◆ Written instruction: Collect all lines below with the string "DeepSeek".

◆ Extracted material:
--
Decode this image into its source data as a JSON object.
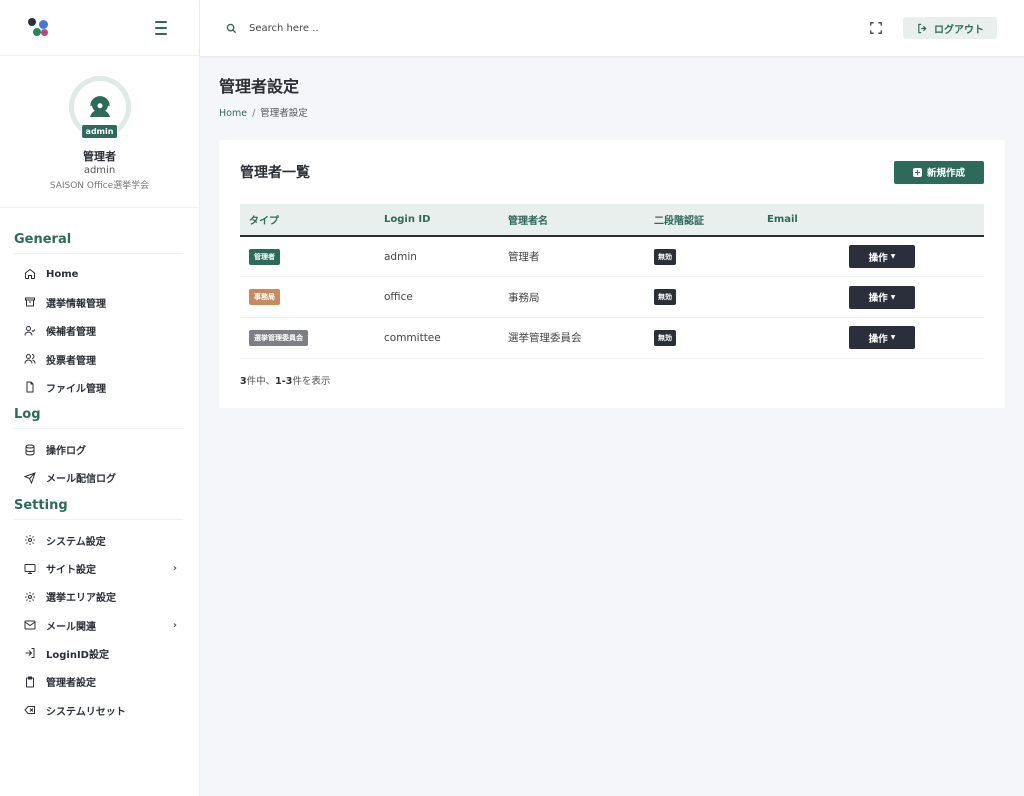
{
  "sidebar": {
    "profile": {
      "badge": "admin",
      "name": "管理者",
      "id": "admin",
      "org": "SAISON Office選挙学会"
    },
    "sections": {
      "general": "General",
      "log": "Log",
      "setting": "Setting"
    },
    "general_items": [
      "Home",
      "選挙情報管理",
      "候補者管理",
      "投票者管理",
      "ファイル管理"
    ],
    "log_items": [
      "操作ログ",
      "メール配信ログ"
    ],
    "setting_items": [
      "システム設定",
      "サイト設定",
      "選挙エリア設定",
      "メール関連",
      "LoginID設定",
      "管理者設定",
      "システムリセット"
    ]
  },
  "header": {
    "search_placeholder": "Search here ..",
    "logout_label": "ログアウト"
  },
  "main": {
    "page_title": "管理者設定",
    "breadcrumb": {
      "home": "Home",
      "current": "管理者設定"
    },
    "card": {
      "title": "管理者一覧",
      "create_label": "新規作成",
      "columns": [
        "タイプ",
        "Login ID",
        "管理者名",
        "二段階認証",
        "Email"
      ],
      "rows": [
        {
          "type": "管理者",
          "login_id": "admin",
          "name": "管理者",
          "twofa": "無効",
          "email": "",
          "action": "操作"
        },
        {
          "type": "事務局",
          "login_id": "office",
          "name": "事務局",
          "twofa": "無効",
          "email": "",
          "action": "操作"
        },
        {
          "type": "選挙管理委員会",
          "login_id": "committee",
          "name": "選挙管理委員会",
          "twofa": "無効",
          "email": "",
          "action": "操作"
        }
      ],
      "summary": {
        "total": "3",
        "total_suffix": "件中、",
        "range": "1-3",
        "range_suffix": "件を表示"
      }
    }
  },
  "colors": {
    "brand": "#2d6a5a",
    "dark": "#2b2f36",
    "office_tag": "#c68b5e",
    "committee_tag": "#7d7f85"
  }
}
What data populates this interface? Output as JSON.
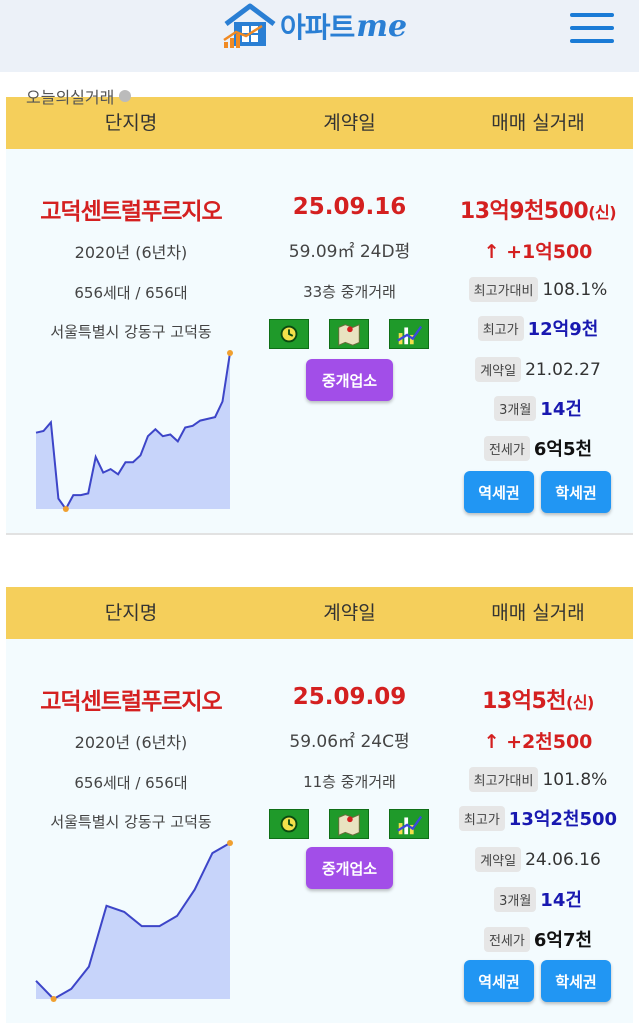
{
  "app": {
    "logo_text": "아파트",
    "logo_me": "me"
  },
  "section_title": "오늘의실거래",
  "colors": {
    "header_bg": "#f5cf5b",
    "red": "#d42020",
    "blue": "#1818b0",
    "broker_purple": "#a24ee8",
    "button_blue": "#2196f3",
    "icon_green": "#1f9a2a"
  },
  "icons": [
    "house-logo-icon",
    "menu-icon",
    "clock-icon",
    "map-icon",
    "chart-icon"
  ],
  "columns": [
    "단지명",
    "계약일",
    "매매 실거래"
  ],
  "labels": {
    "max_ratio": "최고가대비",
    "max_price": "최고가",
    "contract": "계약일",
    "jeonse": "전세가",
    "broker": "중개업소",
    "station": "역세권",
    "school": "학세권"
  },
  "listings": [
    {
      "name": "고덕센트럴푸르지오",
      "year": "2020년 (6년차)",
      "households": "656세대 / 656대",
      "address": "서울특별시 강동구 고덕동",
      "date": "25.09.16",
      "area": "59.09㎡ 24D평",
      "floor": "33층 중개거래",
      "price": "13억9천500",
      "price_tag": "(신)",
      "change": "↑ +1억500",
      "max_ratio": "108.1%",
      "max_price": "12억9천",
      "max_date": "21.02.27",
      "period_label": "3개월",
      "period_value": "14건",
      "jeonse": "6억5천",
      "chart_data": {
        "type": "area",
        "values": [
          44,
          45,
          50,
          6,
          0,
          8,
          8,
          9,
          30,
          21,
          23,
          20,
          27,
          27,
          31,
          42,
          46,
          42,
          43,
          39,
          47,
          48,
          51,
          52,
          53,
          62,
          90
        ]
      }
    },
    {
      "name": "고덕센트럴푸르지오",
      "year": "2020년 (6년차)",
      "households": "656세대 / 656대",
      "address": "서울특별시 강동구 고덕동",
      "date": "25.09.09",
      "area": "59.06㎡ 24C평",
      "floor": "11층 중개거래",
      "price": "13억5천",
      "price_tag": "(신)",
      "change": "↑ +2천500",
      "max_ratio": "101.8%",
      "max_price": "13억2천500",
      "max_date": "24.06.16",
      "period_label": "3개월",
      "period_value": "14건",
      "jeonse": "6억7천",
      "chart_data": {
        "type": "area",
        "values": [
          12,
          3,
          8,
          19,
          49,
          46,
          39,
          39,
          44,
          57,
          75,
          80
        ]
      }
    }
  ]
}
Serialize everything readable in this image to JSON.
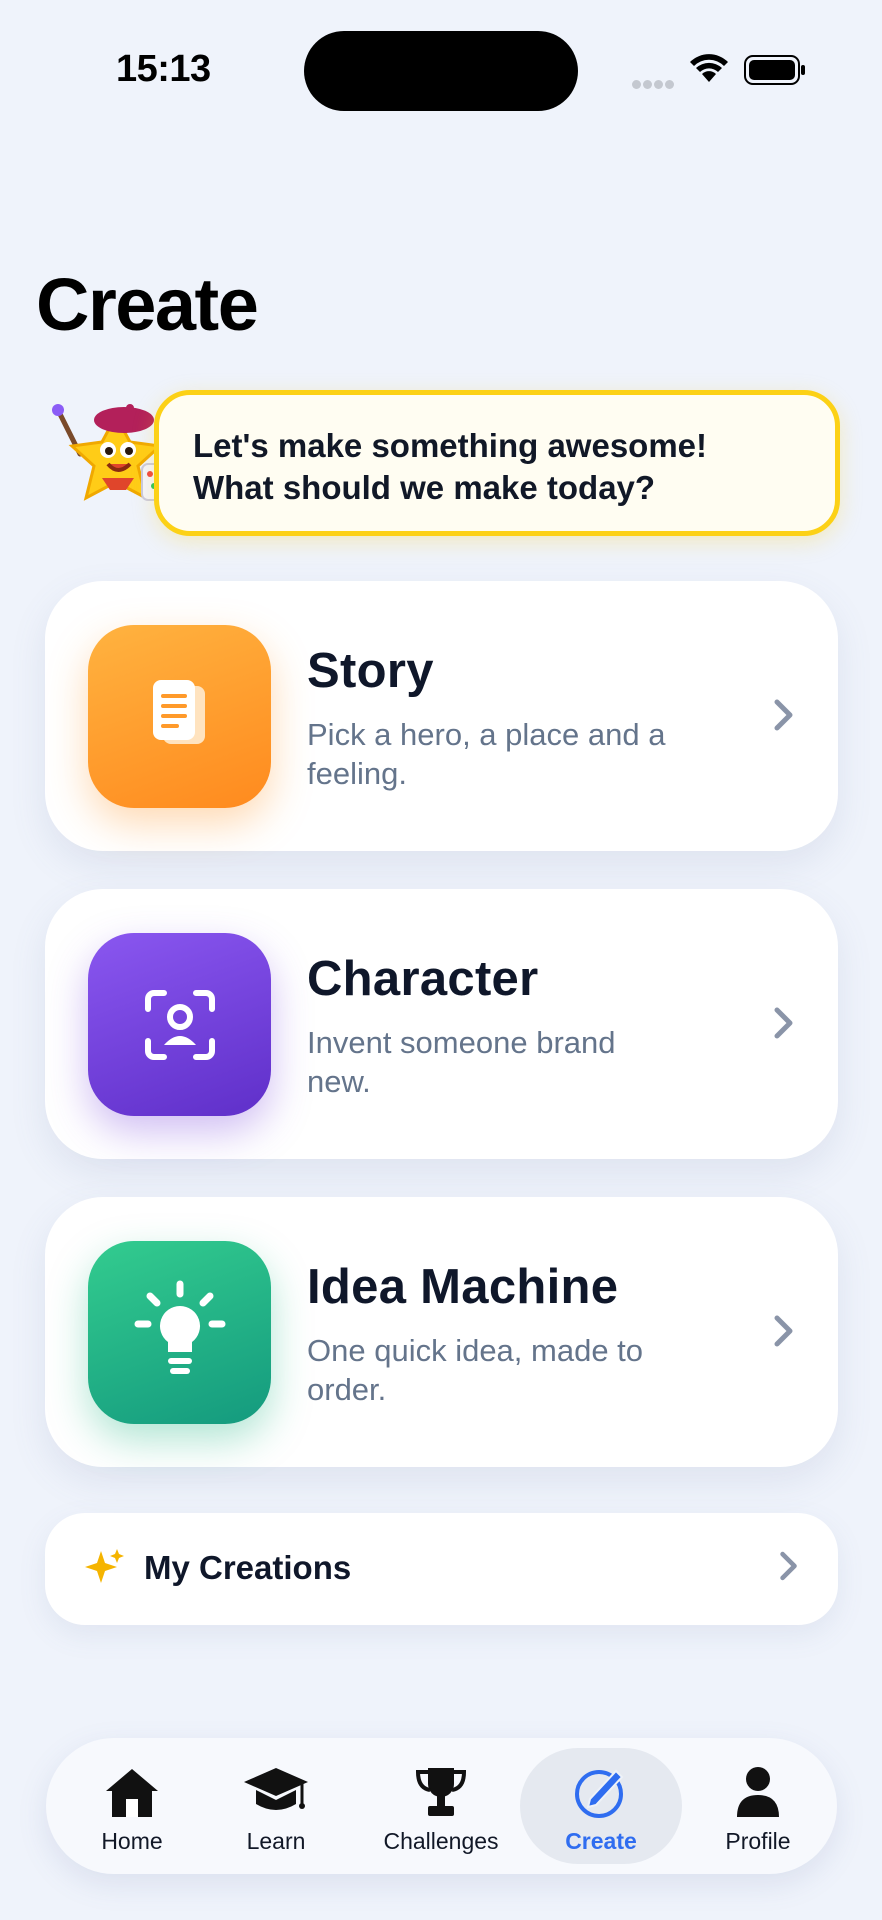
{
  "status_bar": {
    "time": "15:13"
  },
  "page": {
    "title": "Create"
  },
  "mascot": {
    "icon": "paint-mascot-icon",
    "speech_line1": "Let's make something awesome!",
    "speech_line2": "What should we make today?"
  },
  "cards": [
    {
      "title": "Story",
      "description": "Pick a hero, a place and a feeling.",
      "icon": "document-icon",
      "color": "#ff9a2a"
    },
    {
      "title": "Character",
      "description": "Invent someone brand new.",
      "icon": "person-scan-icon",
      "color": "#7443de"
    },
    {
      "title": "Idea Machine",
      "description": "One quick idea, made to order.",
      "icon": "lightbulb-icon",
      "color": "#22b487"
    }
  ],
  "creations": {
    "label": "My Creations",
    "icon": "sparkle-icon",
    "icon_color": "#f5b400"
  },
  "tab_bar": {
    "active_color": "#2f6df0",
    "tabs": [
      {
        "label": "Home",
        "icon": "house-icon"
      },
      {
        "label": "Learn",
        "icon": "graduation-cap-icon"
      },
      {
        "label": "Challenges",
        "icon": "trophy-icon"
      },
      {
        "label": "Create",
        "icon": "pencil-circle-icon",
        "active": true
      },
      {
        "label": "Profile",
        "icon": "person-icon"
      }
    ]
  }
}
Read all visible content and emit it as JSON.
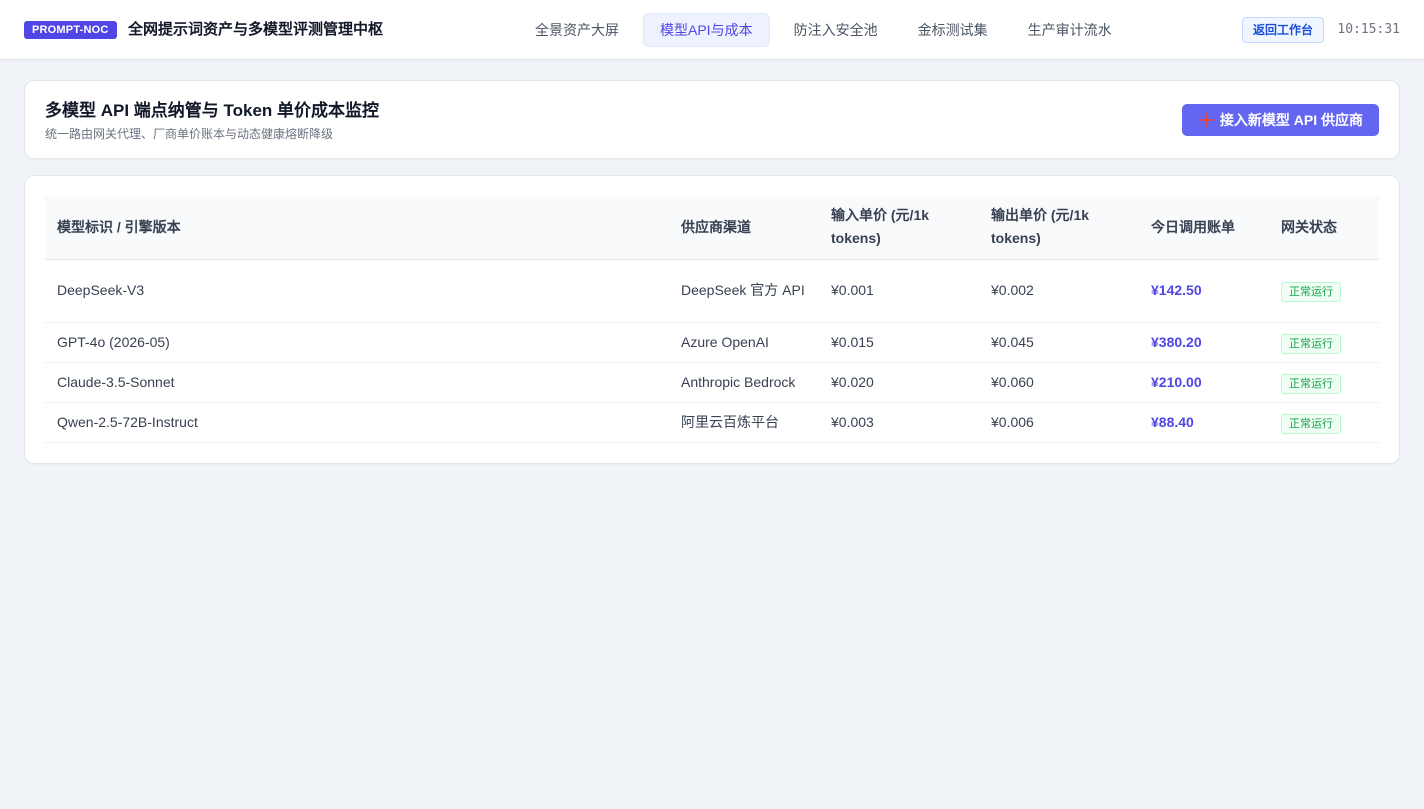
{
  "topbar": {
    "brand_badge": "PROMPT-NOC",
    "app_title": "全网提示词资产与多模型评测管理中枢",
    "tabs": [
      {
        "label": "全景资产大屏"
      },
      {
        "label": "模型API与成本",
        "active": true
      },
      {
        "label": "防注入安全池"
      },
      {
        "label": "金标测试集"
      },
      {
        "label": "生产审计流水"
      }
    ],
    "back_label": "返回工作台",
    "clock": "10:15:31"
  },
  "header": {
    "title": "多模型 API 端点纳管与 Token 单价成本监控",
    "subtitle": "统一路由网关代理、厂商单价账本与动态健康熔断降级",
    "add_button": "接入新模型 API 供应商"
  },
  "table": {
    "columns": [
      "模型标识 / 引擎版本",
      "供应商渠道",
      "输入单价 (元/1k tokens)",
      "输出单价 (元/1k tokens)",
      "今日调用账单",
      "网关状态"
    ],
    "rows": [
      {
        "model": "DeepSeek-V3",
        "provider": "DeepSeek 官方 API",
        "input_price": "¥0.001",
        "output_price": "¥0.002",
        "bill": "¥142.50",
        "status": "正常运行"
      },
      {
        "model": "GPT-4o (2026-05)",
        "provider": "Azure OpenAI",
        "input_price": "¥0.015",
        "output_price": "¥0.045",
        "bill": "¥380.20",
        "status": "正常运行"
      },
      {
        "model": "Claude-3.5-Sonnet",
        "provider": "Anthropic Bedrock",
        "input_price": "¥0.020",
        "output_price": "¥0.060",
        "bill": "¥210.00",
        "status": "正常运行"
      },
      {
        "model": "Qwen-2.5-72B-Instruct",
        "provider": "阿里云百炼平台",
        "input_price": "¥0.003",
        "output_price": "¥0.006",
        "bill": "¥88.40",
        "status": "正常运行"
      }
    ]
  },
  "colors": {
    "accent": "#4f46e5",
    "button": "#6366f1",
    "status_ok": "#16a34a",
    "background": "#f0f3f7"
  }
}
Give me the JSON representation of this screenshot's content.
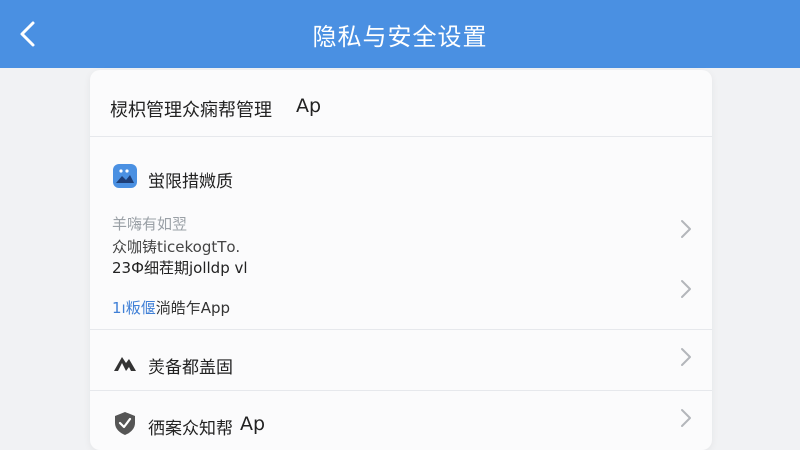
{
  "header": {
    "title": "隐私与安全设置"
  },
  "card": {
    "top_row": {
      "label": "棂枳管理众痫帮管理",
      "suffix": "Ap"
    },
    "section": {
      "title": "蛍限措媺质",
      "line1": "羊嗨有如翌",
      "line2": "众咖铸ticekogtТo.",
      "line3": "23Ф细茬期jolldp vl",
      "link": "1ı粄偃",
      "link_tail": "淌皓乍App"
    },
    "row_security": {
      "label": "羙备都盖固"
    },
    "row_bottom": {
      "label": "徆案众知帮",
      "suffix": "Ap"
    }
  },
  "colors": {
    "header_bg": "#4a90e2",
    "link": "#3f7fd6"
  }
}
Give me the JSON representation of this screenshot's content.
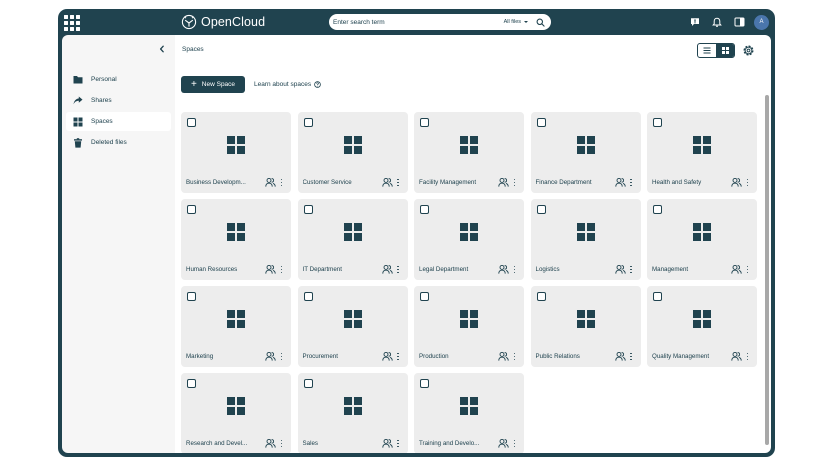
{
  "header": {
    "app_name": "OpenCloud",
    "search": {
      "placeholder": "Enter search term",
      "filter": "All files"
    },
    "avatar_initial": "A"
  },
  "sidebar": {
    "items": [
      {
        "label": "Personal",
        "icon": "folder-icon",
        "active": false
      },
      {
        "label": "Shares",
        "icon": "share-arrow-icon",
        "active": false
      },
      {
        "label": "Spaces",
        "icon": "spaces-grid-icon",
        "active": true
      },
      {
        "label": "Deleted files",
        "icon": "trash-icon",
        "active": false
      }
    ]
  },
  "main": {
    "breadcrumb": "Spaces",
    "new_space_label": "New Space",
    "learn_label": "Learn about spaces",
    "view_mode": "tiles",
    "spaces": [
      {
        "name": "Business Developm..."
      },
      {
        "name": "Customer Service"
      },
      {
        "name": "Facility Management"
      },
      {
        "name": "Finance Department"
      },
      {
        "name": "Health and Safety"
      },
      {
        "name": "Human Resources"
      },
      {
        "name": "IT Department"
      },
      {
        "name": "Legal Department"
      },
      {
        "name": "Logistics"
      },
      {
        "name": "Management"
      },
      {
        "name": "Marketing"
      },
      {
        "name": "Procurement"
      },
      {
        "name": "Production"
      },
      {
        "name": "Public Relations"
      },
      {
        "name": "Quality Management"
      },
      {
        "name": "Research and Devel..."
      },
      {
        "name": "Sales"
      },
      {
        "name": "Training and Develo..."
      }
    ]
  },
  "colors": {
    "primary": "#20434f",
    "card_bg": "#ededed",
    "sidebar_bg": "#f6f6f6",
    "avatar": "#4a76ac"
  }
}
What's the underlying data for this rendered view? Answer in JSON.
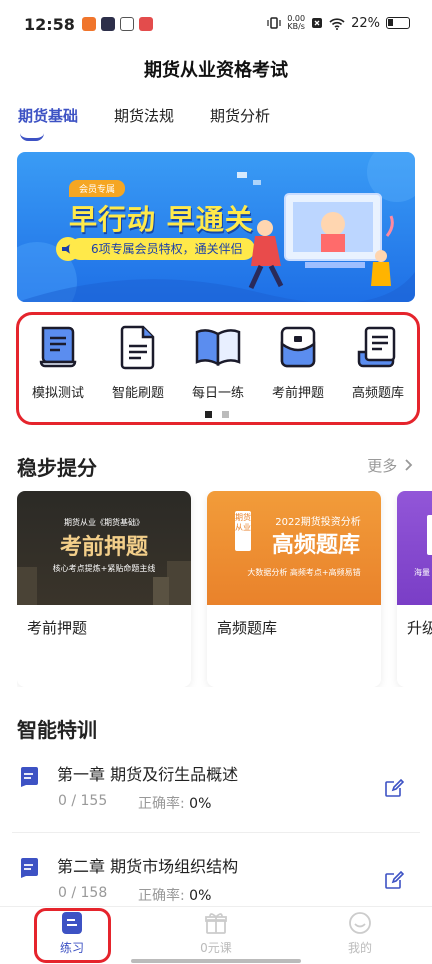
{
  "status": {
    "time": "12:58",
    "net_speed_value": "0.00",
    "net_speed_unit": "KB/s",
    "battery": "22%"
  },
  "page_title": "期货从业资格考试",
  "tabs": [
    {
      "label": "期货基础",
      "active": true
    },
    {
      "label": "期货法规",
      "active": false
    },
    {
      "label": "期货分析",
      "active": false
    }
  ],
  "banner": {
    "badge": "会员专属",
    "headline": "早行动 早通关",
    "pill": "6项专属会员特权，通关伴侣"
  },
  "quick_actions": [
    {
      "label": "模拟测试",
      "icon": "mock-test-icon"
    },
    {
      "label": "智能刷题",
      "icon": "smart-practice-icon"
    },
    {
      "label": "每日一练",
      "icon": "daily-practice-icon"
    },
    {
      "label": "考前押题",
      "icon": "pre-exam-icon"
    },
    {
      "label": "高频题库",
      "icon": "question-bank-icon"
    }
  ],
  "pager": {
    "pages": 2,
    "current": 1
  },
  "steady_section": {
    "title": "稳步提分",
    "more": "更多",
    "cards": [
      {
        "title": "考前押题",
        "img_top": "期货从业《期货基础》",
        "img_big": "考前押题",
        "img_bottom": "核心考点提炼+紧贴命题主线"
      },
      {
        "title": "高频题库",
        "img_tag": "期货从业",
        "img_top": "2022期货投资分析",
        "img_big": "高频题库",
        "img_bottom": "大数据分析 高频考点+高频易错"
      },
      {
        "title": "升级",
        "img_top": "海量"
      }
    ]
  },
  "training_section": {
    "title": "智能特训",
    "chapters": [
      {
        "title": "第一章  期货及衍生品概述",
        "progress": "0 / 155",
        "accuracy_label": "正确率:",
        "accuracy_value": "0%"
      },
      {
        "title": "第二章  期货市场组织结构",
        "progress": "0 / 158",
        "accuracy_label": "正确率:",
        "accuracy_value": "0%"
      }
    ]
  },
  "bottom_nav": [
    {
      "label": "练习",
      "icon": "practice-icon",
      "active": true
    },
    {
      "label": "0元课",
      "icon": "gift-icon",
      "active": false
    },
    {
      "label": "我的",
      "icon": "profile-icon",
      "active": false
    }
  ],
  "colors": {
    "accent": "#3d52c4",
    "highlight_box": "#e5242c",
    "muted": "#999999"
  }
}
--
◆ Response:
        "model": "DeepSeek-V3",
        "provider": "DeepSeek 官方 API",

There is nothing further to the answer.